-- EXTRACTED DATA start --
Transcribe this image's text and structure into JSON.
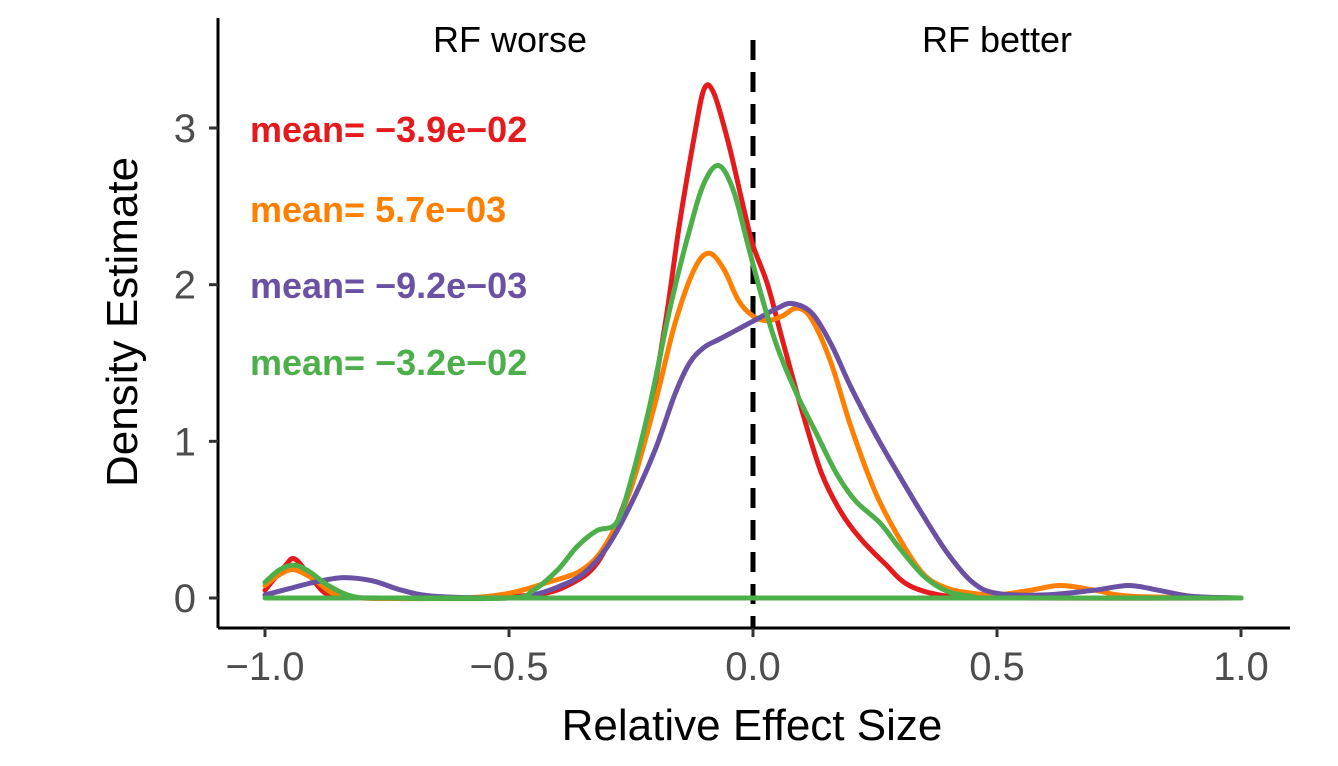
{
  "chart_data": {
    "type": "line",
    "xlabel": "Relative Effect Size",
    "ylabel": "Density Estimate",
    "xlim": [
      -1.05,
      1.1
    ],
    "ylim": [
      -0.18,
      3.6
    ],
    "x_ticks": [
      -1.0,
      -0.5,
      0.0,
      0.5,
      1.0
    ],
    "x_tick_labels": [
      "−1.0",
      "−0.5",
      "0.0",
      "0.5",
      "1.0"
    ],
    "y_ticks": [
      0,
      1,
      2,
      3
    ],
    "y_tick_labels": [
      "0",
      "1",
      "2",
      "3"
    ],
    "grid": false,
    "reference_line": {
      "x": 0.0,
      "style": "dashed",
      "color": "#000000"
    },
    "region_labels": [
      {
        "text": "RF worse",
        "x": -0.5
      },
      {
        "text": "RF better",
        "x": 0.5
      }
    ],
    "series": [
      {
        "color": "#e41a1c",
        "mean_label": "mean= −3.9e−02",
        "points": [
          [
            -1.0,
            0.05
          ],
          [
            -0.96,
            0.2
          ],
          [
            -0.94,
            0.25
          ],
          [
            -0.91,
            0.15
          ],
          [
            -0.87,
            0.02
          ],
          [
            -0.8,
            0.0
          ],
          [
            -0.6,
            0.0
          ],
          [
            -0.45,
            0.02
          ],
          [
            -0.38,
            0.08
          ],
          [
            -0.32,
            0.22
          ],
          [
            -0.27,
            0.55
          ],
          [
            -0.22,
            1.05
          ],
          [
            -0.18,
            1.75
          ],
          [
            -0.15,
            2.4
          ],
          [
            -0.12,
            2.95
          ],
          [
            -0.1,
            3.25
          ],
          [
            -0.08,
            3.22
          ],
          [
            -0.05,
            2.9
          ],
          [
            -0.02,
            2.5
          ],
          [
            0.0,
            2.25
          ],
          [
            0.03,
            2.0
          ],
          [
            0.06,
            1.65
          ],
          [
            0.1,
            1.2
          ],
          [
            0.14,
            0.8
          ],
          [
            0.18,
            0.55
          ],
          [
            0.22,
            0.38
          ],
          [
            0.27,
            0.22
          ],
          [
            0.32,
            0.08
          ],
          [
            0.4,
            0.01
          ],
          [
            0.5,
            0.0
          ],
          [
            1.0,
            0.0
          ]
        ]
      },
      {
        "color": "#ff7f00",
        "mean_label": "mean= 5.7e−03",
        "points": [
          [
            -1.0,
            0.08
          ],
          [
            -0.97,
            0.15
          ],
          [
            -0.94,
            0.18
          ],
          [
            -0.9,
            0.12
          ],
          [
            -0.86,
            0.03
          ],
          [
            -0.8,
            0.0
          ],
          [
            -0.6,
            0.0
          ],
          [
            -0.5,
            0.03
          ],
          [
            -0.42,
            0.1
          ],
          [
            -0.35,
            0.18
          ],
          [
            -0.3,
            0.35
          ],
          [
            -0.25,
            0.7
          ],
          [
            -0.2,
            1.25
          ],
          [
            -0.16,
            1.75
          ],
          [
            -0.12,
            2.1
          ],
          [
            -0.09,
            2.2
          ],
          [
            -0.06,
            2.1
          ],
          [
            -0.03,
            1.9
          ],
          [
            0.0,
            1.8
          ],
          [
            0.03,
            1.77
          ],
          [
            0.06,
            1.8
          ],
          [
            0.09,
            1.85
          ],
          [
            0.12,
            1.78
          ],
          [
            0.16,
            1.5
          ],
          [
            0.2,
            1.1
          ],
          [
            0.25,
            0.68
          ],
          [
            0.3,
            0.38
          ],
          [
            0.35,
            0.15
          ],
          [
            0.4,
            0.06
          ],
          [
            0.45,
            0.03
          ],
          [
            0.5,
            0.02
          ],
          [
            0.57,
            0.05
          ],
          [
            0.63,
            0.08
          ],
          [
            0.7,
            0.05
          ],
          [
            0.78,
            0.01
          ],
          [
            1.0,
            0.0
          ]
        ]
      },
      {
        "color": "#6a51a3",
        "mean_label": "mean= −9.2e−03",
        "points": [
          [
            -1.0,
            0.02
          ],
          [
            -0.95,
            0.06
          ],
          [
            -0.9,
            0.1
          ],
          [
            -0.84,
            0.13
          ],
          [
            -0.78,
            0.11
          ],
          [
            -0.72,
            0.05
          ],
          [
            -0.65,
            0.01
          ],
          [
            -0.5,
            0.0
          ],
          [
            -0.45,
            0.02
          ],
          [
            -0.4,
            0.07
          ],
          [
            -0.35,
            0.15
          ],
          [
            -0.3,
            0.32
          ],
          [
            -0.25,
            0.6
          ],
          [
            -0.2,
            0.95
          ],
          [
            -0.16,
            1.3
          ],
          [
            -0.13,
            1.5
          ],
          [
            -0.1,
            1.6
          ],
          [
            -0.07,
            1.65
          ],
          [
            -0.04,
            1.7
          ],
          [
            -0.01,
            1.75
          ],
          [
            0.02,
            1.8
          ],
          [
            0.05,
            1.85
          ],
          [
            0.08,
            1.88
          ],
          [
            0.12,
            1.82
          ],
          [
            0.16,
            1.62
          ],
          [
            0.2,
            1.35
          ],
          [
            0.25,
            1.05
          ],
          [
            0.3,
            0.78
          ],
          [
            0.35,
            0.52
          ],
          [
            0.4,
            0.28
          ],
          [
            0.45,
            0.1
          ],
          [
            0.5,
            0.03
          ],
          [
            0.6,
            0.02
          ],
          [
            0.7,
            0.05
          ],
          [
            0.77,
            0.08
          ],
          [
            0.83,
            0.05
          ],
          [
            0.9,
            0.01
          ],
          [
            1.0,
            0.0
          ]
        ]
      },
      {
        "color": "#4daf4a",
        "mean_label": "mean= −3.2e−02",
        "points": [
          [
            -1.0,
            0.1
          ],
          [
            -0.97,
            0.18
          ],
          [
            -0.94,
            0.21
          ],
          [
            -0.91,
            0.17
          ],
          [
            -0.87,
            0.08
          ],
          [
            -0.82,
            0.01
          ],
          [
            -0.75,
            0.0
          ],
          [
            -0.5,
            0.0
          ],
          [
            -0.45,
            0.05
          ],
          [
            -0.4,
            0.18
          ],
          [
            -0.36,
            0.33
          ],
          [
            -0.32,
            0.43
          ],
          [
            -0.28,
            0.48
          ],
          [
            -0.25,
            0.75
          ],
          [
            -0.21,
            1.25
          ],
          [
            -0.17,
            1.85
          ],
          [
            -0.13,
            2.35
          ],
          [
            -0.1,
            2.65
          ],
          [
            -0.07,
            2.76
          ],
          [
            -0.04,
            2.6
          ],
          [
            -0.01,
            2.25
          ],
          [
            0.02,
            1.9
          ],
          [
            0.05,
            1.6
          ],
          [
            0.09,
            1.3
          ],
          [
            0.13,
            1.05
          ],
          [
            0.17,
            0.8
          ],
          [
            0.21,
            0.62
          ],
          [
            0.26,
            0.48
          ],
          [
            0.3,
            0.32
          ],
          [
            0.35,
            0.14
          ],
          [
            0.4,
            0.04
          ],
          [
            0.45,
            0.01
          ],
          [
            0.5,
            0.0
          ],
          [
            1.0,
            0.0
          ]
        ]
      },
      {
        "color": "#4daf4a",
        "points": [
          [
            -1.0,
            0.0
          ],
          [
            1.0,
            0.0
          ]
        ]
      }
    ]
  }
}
-- EXTRACTED DATA end --
◆ **WRITTEN PROBLEM**
Quote the material word for word, dropping any images it holds.

◆ **FINISHED EXERCISE**
Transcribe this image's text and structure into JSON.
{
  "chart_data": {
    "type": "line",
    "xlabel": "Relative Effect Size",
    "ylabel": "Density Estimate",
    "xlim": [
      -1.05,
      1.1
    ],
    "ylim": [
      -0.18,
      3.6
    ],
    "x_ticks": [
      -1.0,
      -0.5,
      0.0,
      0.5,
      1.0
    ],
    "x_tick_labels": [
      "−1.0",
      "−0.5",
      "0.0",
      "0.5",
      "1.0"
    ],
    "y_ticks": [
      0,
      1,
      2,
      3
    ],
    "y_tick_labels": [
      "0",
      "1",
      "2",
      "3"
    ],
    "grid": false,
    "reference_line": {
      "x": 0.0,
      "style": "dashed",
      "color": "#000000"
    },
    "region_labels": [
      {
        "text": "RF worse",
        "x": -0.5
      },
      {
        "text": "RF better",
        "x": 0.5
      }
    ],
    "series": [
      {
        "color": "#e41a1c",
        "mean_label": "mean= −3.9e−02",
        "points": [
          [
            -1.0,
            0.05
          ],
          [
            -0.96,
            0.2
          ],
          [
            -0.94,
            0.25
          ],
          [
            -0.91,
            0.15
          ],
          [
            -0.87,
            0.02
          ],
          [
            -0.8,
            0.0
          ],
          [
            -0.6,
            0.0
          ],
          [
            -0.45,
            0.02
          ],
          [
            -0.38,
            0.08
          ],
          [
            -0.32,
            0.22
          ],
          [
            -0.27,
            0.55
          ],
          [
            -0.22,
            1.05
          ],
          [
            -0.18,
            1.75
          ],
          [
            -0.15,
            2.4
          ],
          [
            -0.12,
            2.95
          ],
          [
            -0.1,
            3.25
          ],
          [
            -0.08,
            3.22
          ],
          [
            -0.05,
            2.9
          ],
          [
            -0.02,
            2.5
          ],
          [
            0.0,
            2.25
          ],
          [
            0.03,
            2.0
          ],
          [
            0.06,
            1.65
          ],
          [
            0.1,
            1.2
          ],
          [
            0.14,
            0.8
          ],
          [
            0.18,
            0.55
          ],
          [
            0.22,
            0.38
          ],
          [
            0.27,
            0.22
          ],
          [
            0.32,
            0.08
          ],
          [
            0.4,
            0.01
          ],
          [
            0.5,
            0.0
          ],
          [
            1.0,
            0.0
          ]
        ]
      },
      {
        "color": "#ff7f00",
        "mean_label": "mean= 5.7e−03",
        "points": [
          [
            -1.0,
            0.08
          ],
          [
            -0.97,
            0.15
          ],
          [
            -0.94,
            0.18
          ],
          [
            -0.9,
            0.12
          ],
          [
            -0.86,
            0.03
          ],
          [
            -0.8,
            0.0
          ],
          [
            -0.6,
            0.0
          ],
          [
            -0.5,
            0.03
          ],
          [
            -0.42,
            0.1
          ],
          [
            -0.35,
            0.18
          ],
          [
            -0.3,
            0.35
          ],
          [
            -0.25,
            0.7
          ],
          [
            -0.2,
            1.25
          ],
          [
            -0.16,
            1.75
          ],
          [
            -0.12,
            2.1
          ],
          [
            -0.09,
            2.2
          ],
          [
            -0.06,
            2.1
          ],
          [
            -0.03,
            1.9
          ],
          [
            0.0,
            1.8
          ],
          [
            0.03,
            1.77
          ],
          [
            0.06,
            1.8
          ],
          [
            0.09,
            1.85
          ],
          [
            0.12,
            1.78
          ],
          [
            0.16,
            1.5
          ],
          [
            0.2,
            1.1
          ],
          [
            0.25,
            0.68
          ],
          [
            0.3,
            0.38
          ],
          [
            0.35,
            0.15
          ],
          [
            0.4,
            0.06
          ],
          [
            0.45,
            0.03
          ],
          [
            0.5,
            0.02
          ],
          [
            0.57,
            0.05
          ],
          [
            0.63,
            0.08
          ],
          [
            0.7,
            0.05
          ],
          [
            0.78,
            0.01
          ],
          [
            1.0,
            0.0
          ]
        ]
      },
      {
        "color": "#6a51a3",
        "mean_label": "mean= −9.2e−03",
        "points": [
          [
            -1.0,
            0.02
          ],
          [
            -0.95,
            0.06
          ],
          [
            -0.9,
            0.1
          ],
          [
            -0.84,
            0.13
          ],
          [
            -0.78,
            0.11
          ],
          [
            -0.72,
            0.05
          ],
          [
            -0.65,
            0.01
          ],
          [
            -0.5,
            0.0
          ],
          [
            -0.45,
            0.02
          ],
          [
            -0.4,
            0.07
          ],
          [
            -0.35,
            0.15
          ],
          [
            -0.3,
            0.32
          ],
          [
            -0.25,
            0.6
          ],
          [
            -0.2,
            0.95
          ],
          [
            -0.16,
            1.3
          ],
          [
            -0.13,
            1.5
          ],
          [
            -0.1,
            1.6
          ],
          [
            -0.07,
            1.65
          ],
          [
            -0.04,
            1.7
          ],
          [
            -0.01,
            1.75
          ],
          [
            0.02,
            1.8
          ],
          [
            0.05,
            1.85
          ],
          [
            0.08,
            1.88
          ],
          [
            0.12,
            1.82
          ],
          [
            0.16,
            1.62
          ],
          [
            0.2,
            1.35
          ],
          [
            0.25,
            1.05
          ],
          [
            0.3,
            0.78
          ],
          [
            0.35,
            0.52
          ],
          [
            0.4,
            0.28
          ],
          [
            0.45,
            0.1
          ],
          [
            0.5,
            0.03
          ],
          [
            0.6,
            0.02
          ],
          [
            0.7,
            0.05
          ],
          [
            0.77,
            0.08
          ],
          [
            0.83,
            0.05
          ],
          [
            0.9,
            0.01
          ],
          [
            1.0,
            0.0
          ]
        ]
      },
      {
        "color": "#4daf4a",
        "mean_label": "mean= −3.2e−02",
        "points": [
          [
            -1.0,
            0.1
          ],
          [
            -0.97,
            0.18
          ],
          [
            -0.94,
            0.21
          ],
          [
            -0.91,
            0.17
          ],
          [
            -0.87,
            0.08
          ],
          [
            -0.82,
            0.01
          ],
          [
            -0.75,
            0.0
          ],
          [
            -0.5,
            0.0
          ],
          [
            -0.45,
            0.05
          ],
          [
            -0.4,
            0.18
          ],
          [
            -0.36,
            0.33
          ],
          [
            -0.32,
            0.43
          ],
          [
            -0.28,
            0.48
          ],
          [
            -0.25,
            0.75
          ],
          [
            -0.21,
            1.25
          ],
          [
            -0.17,
            1.85
          ],
          [
            -0.13,
            2.35
          ],
          [
            -0.1,
            2.65
          ],
          [
            -0.07,
            2.76
          ],
          [
            -0.04,
            2.6
          ],
          [
            -0.01,
            2.25
          ],
          [
            0.02,
            1.9
          ],
          [
            0.05,
            1.6
          ],
          [
            0.09,
            1.3
          ],
          [
            0.13,
            1.05
          ],
          [
            0.17,
            0.8
          ],
          [
            0.21,
            0.62
          ],
          [
            0.26,
            0.48
          ],
          [
            0.3,
            0.32
          ],
          [
            0.35,
            0.14
          ],
          [
            0.4,
            0.04
          ],
          [
            0.45,
            0.01
          ],
          [
            0.5,
            0.0
          ],
          [
            1.0,
            0.0
          ]
        ]
      },
      {
        "color": "#4daf4a",
        "points": [
          [
            -1.0,
            0.0
          ],
          [
            1.0,
            0.0
          ]
        ]
      }
    ]
  }
}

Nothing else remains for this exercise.